> **WHAT IS EXPECTED**
Select all lines in the records that include "this".

> **EXERCISE INPUT**
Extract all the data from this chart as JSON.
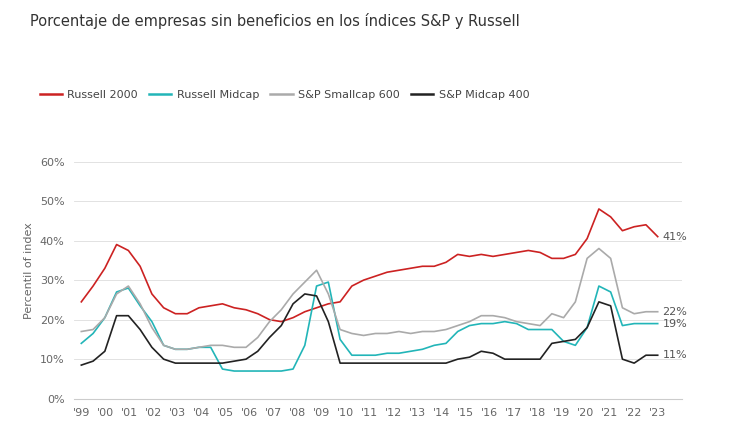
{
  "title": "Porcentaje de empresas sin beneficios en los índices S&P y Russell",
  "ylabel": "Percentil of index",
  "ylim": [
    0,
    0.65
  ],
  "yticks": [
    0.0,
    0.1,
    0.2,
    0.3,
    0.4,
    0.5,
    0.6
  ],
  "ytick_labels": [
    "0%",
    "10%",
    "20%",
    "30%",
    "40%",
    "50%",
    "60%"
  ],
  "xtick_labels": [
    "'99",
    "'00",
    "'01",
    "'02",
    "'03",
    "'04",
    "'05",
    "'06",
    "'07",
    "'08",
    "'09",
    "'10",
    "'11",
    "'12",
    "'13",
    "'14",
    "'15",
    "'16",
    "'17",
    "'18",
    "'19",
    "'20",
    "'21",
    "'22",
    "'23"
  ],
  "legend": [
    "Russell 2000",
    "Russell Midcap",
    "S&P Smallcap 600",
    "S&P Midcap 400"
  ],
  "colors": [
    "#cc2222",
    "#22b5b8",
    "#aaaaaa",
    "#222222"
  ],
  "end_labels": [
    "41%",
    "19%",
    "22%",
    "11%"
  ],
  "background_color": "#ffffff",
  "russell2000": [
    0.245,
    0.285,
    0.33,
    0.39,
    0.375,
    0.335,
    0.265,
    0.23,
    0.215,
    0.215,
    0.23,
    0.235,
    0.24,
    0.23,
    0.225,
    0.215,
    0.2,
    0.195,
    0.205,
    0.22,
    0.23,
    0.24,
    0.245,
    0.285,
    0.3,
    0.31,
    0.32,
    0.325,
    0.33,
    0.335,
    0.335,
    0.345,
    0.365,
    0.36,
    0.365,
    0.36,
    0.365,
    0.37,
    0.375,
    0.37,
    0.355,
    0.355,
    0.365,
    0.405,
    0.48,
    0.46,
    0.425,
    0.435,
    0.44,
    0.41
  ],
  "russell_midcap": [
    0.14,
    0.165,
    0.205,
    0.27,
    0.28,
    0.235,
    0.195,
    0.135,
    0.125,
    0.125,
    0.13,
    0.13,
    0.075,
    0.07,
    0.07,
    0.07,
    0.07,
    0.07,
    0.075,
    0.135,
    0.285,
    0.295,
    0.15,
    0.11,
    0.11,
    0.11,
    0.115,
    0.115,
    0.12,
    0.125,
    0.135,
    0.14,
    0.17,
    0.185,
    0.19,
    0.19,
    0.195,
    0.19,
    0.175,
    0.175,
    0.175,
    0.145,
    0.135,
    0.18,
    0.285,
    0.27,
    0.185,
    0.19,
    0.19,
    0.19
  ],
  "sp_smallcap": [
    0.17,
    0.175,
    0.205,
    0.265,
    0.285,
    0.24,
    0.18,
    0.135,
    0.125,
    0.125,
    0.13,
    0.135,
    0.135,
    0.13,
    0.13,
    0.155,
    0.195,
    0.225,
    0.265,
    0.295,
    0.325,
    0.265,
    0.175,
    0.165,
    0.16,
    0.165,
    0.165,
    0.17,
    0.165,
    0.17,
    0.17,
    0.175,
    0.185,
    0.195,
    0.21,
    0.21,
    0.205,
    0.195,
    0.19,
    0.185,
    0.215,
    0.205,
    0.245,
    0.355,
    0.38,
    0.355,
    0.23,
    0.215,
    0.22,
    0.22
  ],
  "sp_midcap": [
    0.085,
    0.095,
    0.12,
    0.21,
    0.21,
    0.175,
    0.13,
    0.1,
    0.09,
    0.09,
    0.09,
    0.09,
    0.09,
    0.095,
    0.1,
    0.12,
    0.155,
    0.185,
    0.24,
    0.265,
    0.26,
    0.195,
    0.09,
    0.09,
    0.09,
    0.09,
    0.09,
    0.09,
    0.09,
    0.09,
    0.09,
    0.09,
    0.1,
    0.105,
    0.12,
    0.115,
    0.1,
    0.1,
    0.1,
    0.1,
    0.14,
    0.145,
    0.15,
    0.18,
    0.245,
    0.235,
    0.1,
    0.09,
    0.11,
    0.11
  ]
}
* * *
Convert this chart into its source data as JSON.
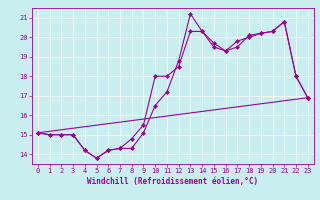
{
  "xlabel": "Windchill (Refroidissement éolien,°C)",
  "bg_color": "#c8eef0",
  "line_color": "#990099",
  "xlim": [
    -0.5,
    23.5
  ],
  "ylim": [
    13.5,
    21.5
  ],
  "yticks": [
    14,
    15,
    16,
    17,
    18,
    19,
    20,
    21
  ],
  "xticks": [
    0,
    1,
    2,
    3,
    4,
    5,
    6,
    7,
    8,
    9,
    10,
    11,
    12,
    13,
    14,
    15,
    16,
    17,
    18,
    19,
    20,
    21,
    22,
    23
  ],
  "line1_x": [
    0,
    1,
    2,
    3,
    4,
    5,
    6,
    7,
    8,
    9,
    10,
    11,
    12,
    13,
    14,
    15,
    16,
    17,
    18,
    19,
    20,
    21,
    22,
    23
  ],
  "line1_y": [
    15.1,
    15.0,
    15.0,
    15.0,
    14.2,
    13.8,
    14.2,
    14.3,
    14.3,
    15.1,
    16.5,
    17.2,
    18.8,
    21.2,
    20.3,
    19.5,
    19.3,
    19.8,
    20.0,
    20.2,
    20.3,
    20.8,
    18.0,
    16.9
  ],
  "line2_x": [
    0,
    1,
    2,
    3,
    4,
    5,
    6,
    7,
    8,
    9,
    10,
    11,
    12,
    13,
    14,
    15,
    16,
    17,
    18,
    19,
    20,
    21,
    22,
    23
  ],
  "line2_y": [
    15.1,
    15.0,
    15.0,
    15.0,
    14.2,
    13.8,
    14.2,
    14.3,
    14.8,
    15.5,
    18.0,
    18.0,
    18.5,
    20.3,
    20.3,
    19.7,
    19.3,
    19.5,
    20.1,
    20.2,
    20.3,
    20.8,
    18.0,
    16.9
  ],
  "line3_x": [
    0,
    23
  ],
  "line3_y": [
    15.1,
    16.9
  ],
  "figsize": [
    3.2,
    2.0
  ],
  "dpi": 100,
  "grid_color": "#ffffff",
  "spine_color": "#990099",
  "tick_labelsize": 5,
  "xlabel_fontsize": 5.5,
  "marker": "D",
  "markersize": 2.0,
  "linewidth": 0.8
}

> **EXERCISE RESPONSE**
Extract all the data from this chart as JSON.
Convert this chart into its source data as JSON.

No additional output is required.